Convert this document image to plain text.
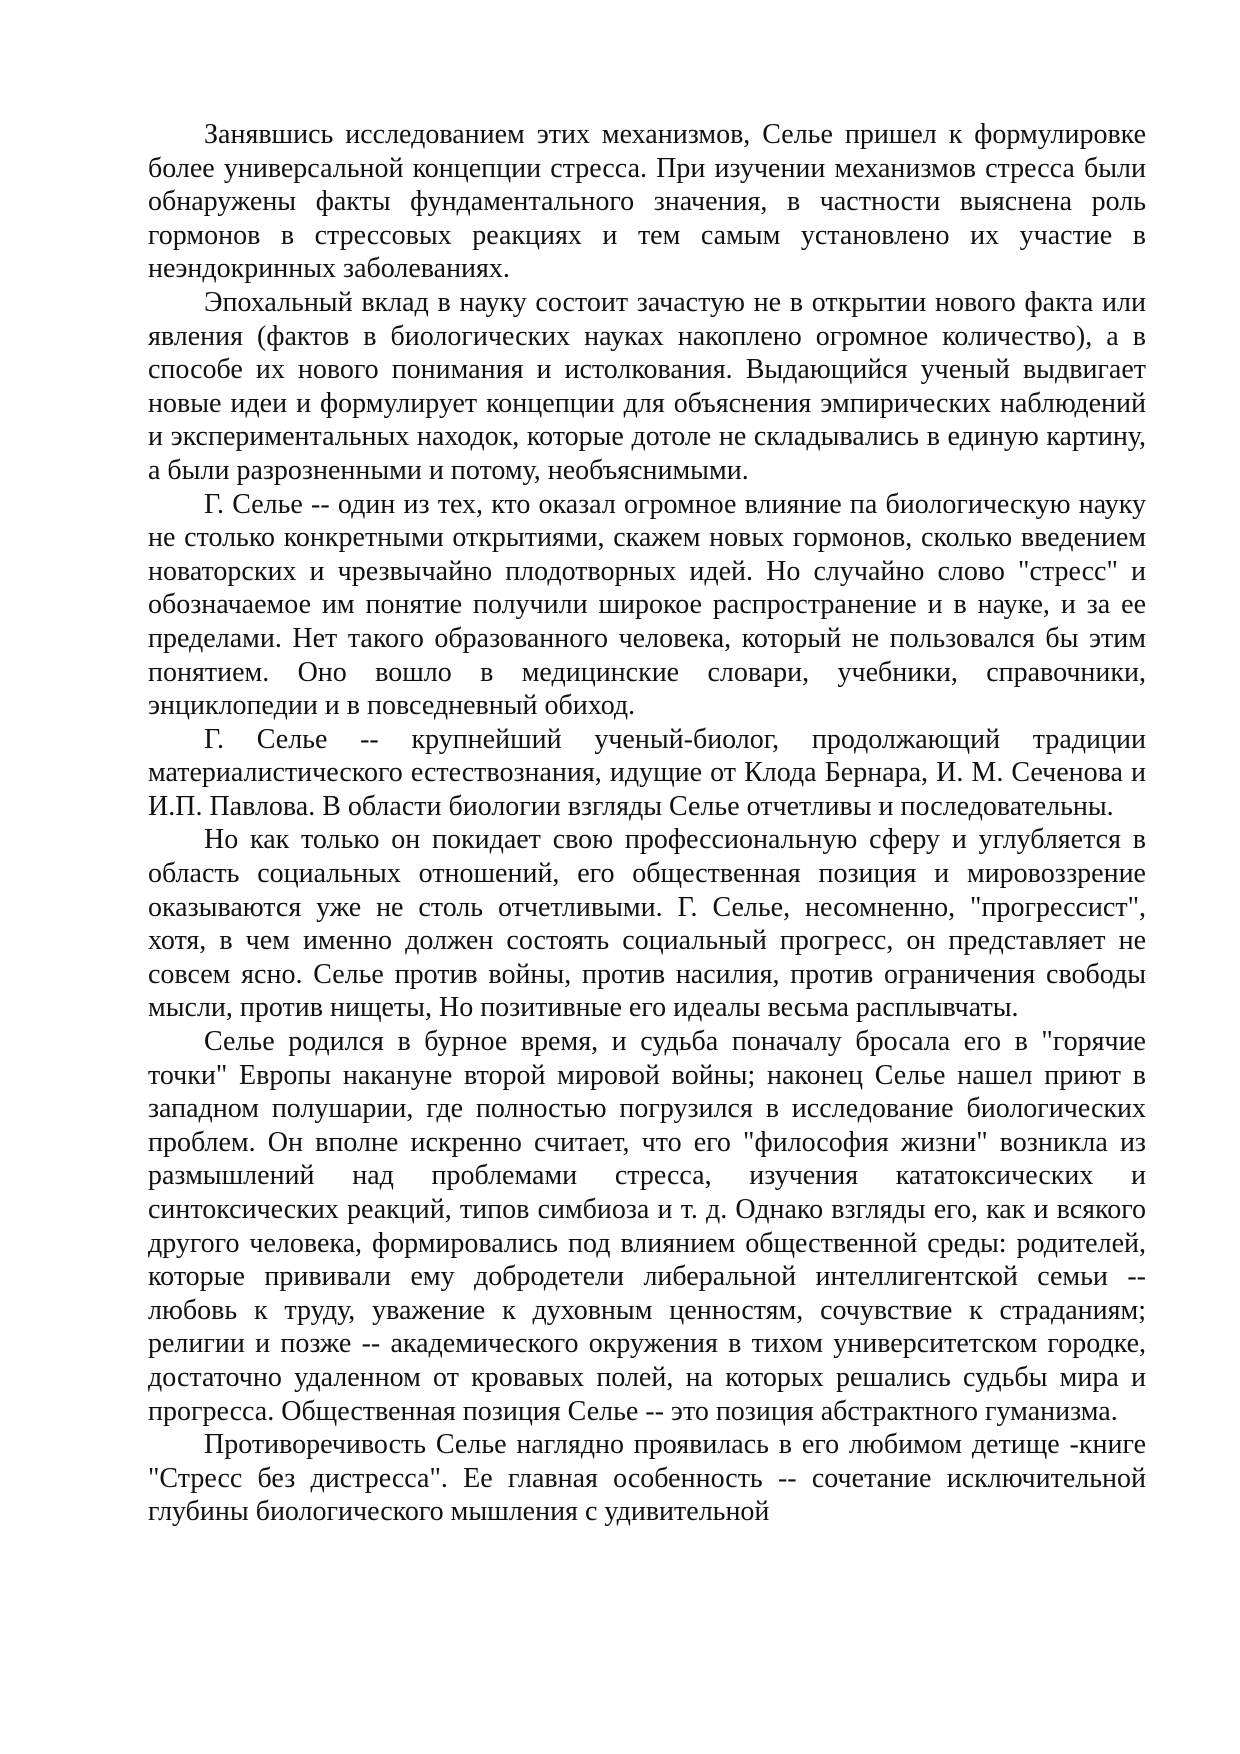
Занявшись исследованием этих механизмов, Селье пришел к формулировке более универсальной концепции стресса. При изучении механизмов стресса были обнаружены факты фундаментального значения, в частности выяснена роль гормонов в стрессовых реакциях и тем самым установлено их участие в неэндокринных заболеваниях.

Эпохальный вклад в науку состоит зачастую не в открытии нового факта или явления (фактов в биологических науках накоплено огромное количество), а в способе их нового понимания и истолкования. Выдающийся ученый выдвигает новые идеи и формулирует концепции для объяснения эмпирических наблюдений и экспериментальных находок, которые дотоле не складывались в единую картину, а были разрозненными и потому, необъяснимыми.

Г. Селье -- один из тех, кто оказал огромное влияние па биологическую науку не столько конкретными открытиями, скажем новых гормонов, сколько введением новаторских и чрезвычайно плодотворных идей. Но случайно слово "стресс" и обозначаемое им понятие получили широкое распространение и в науке, и за ее пределами. Нет такого образованного человека, который не пользовался бы этим понятием. Оно вошло в медицинские словари, учебники, справочники, энциклопедии и в повседневный обиход.

Г. Селье -- крупнейший ученый-биолог, продолжающий традиции материалистического естествознания, идущие от Клода Бернара, И. М. Сеченова и И.П. Павлова. В области биологии взгляды Селье отчетливы и последовательны.

Но как только он покидает свою профессиональную сферу и углубляется в область социальных отношений, его общественная позиция и мировоззрение оказываются уже не столь отчетливыми. Г. Селье, несомненно, "прогрессист", хотя, в чем именно должен состоять социальный прогресс, он представляет не совсем ясно. Селье против войны, против насилия, против ограничения свободы мысли, против нищеты, Но позитивные его идеалы весьма расплывчаты.

Селье родился в бурное время, и судьба поначалу бросала его в "горячие точки" Европы накануне второй мировой войны; наконец Селье нашел приют в западном полушарии, где полностью погрузился в исследование биологических проблем. Он вполне искренно считает, что его "философия жизни" возникла из размышлений над проблемами стресса, изучения кататоксических и синтоксических реакций, типов симбиоза и т. д. Однако взгляды его, как и всякого другого человека, формировались под влиянием общественной среды: родителей, которые прививали ему добродетели либеральной интеллигентской семьи -- любовь к труду, уважение к духовным ценностям, сочувствие к страданиям; религии и позже -- академического окружения в тихом университетском городке, достаточно удаленном от кровавых полей, на которых решались судьбы мира и прогресса. Общественная позиция Селье -- это позиция абстрактного гуманизма.

Противоречивость Селье наглядно проявилась в его любимом детище -книге "Стресс без дистресса". Ее главная особенность -- сочетание исключительной глубины биологического мышления с удивительной
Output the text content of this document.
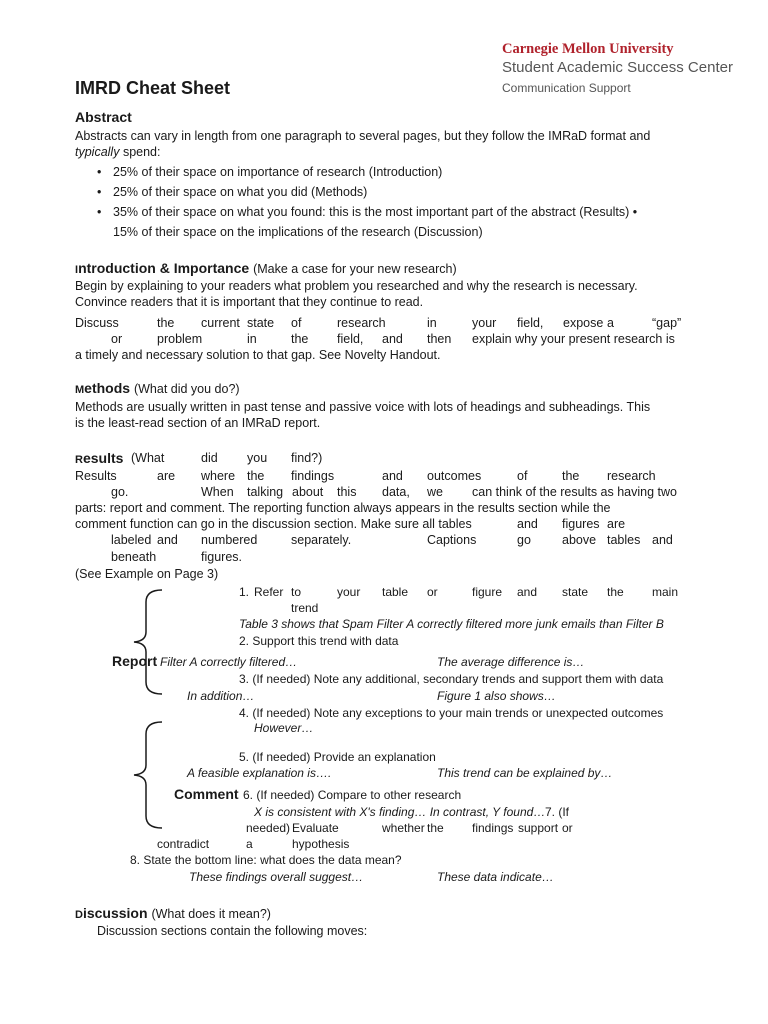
Carnegie Mellon University
Student Academic Success Center
Communication Support
IMRD Cheat Sheet
Abstract
Abstracts can vary in length from one paragraph to several pages, but they follow the IMRaD format and
typically spend:
• 25% of their space on importance of research (Introduction)
• 25% of their space on what you did (Methods)
• 35% of their space on what you found: this is the most important part of the abstract (Results) •
15% of their space on the implications of the research (Discussion)
Introduction & Importance (Make a case for your new research)
Begin by explaining to your readers what problem you researched and why the research is necessary.
Convince readers that it is important that they continue to read.
Discuss	the current state of	research	in	your field, expose a	“gap”
or	problem	in	the field, and then explain why your present research is
a timely and necessary solution to that gap. See Novelty Handout.
Methods (What did you do?)
Methods are usually written in past tense and passive voice with lots of headings and subheadings. This
is the least-read section of an IMRaD report.
Results (What	did you find?)
Results	are where the findings	and outcomes	of	the research
go.	When talking about this data, we can think of the results as having two
parts: report and comment. The reporting function always appears in the results section while the
comment function can go in the discussion section. Make sure all tables	and figures are
labeled and numbered	separately.	Captions	go above tables and
beneath	figures.
(See Example on Page 3)
1. Refer to	your table or	figure and state the main
trend
Table 3 shows that Spam Filter A correctly filtered more junk emails than Filter B
2. Support this trend with data
Report Filter A correctly filtered…	The average difference is…
3. (If needed) Note any additional, secondary trends and support them with data
In addition…	Figure 1 also shows…
4. (If needed) Note any exceptions to your main trends or unexpected outcomes
However…
5. (If needed) Provide an explanation
A feasible explanation is….	This trend can be explained by…
Comment 6. (If needed) Compare to other research
X is consistent with X's finding… In contrast, Y found… 7. (If
needed) Evaluate	whether the findings support or
contradict	a	hypothesis
8. State the bottom line: what does the data mean?
These findings overall suggest…	These data indicate…
Discussion (What does it mean?)
Discussion sections contain the following moves:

- - -

#### SET EXERCISE:
Count how many lines include the string "Filter". Nothing but the number is needed.

#### RIGHT ANSWER:
2